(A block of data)
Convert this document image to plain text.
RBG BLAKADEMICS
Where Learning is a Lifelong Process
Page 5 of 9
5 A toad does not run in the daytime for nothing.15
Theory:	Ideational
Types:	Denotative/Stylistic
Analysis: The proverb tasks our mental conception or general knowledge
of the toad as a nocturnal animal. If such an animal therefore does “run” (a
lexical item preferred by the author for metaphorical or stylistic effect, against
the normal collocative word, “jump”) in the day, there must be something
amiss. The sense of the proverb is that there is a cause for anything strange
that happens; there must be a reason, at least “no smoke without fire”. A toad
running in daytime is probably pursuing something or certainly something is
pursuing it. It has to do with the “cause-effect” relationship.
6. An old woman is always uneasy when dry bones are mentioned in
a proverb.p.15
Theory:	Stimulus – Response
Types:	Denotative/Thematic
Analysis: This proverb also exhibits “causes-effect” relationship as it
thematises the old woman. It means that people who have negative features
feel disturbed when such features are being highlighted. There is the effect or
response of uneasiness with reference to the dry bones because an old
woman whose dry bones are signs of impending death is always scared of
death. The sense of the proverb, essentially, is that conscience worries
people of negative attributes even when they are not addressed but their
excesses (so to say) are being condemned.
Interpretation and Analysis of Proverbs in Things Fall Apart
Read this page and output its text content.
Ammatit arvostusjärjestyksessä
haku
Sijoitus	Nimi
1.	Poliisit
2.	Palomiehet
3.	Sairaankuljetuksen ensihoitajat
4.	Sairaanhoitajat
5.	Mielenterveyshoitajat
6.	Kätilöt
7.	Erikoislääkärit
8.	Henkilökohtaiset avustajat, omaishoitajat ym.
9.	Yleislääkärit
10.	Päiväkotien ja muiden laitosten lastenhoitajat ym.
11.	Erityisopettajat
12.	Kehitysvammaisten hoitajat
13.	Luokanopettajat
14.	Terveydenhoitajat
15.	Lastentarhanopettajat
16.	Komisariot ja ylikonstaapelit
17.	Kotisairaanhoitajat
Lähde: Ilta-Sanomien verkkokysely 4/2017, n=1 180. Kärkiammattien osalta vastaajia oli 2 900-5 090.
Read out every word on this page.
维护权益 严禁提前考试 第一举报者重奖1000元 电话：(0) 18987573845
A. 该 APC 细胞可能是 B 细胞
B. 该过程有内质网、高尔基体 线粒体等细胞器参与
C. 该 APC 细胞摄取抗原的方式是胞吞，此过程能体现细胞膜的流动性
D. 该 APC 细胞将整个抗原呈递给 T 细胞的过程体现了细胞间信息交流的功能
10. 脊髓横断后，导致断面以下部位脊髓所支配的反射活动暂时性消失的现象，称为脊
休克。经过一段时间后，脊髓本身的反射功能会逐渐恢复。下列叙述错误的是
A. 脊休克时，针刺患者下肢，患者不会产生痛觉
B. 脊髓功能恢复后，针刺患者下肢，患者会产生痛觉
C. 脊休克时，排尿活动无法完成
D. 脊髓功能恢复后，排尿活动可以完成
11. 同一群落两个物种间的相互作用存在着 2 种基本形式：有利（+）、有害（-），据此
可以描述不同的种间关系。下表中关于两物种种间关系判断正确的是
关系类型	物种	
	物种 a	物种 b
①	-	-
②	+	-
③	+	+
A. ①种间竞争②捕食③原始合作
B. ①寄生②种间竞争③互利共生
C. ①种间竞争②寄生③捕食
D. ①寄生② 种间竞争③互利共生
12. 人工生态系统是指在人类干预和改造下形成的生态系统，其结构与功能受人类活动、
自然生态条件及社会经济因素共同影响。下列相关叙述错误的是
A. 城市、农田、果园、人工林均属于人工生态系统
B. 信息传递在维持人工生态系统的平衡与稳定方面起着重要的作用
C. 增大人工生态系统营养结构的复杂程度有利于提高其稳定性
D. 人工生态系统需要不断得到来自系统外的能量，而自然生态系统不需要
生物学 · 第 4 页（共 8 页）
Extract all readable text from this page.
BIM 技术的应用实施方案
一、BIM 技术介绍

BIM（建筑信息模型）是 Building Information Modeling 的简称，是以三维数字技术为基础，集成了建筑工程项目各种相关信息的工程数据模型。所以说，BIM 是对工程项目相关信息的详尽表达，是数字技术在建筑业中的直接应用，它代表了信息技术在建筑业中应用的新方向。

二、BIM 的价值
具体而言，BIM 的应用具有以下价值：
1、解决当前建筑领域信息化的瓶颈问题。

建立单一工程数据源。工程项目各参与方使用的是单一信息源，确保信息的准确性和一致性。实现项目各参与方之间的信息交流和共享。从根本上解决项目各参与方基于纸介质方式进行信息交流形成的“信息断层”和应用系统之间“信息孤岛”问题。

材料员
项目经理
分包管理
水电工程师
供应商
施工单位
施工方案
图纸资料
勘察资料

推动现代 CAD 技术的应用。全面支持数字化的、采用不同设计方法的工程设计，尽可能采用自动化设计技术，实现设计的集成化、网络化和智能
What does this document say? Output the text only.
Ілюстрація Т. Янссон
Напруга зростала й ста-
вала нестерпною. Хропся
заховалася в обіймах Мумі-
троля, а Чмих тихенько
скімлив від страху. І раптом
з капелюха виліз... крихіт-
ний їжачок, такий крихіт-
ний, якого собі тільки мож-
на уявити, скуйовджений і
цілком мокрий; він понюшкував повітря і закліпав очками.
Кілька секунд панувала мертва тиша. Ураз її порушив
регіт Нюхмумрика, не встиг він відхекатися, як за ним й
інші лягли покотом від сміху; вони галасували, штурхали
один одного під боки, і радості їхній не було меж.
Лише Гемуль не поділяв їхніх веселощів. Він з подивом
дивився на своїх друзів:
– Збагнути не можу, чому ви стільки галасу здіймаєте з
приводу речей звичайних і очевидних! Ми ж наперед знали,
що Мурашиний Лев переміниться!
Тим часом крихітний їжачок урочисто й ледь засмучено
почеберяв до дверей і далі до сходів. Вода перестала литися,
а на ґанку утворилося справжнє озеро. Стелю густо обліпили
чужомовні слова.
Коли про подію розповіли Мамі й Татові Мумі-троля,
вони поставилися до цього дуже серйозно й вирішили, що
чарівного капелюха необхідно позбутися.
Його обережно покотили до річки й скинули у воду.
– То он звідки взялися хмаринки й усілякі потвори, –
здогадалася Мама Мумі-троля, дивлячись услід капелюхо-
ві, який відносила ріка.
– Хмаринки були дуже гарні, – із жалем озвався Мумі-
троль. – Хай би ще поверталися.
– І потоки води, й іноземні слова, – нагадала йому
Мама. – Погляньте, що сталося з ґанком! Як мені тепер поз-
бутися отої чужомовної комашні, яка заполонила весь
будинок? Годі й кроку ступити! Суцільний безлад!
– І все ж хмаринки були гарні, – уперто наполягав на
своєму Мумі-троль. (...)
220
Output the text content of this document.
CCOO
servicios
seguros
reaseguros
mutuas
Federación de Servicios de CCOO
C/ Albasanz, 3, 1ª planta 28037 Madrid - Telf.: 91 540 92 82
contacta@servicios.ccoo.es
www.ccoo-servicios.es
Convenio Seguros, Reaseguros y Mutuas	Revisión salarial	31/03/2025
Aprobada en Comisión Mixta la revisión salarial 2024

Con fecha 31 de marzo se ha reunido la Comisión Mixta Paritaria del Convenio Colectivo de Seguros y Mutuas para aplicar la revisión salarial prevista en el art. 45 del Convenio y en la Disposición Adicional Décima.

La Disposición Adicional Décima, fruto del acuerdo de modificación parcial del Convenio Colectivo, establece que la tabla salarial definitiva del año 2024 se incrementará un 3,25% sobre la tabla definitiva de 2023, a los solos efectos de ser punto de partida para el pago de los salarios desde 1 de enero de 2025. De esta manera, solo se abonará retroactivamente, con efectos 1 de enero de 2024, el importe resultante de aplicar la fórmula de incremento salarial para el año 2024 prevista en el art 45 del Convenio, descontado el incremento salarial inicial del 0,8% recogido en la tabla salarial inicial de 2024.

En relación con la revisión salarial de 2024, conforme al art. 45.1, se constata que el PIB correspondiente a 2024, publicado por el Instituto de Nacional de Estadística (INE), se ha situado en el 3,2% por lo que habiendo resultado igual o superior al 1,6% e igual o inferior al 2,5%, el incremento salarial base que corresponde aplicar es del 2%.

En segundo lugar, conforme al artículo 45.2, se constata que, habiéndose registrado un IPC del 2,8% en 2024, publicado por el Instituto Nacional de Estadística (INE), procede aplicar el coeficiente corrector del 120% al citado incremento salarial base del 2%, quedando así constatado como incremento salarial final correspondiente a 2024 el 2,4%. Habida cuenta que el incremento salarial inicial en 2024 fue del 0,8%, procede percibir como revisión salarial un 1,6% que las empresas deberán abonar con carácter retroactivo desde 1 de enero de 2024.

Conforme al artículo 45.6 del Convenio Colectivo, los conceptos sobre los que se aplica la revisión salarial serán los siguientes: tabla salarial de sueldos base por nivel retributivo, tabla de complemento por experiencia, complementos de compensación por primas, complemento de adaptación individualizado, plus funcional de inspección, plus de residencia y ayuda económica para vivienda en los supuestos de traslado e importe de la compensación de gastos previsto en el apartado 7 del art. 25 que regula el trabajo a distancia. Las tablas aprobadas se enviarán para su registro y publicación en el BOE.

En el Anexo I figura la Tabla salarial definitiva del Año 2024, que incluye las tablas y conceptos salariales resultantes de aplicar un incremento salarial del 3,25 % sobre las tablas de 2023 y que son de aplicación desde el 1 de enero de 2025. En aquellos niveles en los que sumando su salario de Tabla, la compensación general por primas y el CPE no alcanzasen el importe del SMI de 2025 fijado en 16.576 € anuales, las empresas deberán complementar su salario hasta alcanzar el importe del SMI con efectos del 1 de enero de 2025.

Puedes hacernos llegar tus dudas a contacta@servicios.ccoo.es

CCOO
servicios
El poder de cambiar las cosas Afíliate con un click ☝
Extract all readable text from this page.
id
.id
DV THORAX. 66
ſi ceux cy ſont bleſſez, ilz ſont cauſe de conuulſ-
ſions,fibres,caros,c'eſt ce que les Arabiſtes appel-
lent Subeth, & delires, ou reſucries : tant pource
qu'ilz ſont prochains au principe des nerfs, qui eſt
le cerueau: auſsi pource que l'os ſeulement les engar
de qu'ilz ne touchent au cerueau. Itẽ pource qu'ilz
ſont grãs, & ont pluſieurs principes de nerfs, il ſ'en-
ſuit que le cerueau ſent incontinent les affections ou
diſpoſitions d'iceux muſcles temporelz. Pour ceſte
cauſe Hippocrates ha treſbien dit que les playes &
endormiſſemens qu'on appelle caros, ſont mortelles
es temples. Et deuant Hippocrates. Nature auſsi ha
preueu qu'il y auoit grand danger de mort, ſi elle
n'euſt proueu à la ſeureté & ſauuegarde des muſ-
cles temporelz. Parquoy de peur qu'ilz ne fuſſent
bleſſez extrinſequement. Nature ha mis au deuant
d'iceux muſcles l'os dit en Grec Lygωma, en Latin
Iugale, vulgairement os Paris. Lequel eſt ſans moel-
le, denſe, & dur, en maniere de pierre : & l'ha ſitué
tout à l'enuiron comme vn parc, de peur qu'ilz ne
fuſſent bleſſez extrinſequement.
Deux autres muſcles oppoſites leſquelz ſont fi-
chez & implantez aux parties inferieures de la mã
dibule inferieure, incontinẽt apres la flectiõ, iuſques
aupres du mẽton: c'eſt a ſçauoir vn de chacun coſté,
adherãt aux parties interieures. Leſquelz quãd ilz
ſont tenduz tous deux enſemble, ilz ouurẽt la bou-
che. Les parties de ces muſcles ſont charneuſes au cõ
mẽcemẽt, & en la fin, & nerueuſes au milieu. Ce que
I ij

* [AIM OF THE EXERCISE] Copy every line that includes the string "вони" from the material above.

* [SOLUTION FOR THIS PROBLEM]
інші лягли покотом від сміху; вони галасували, штурхали
вони поставилися до цього дуже серйозно й вирішили, що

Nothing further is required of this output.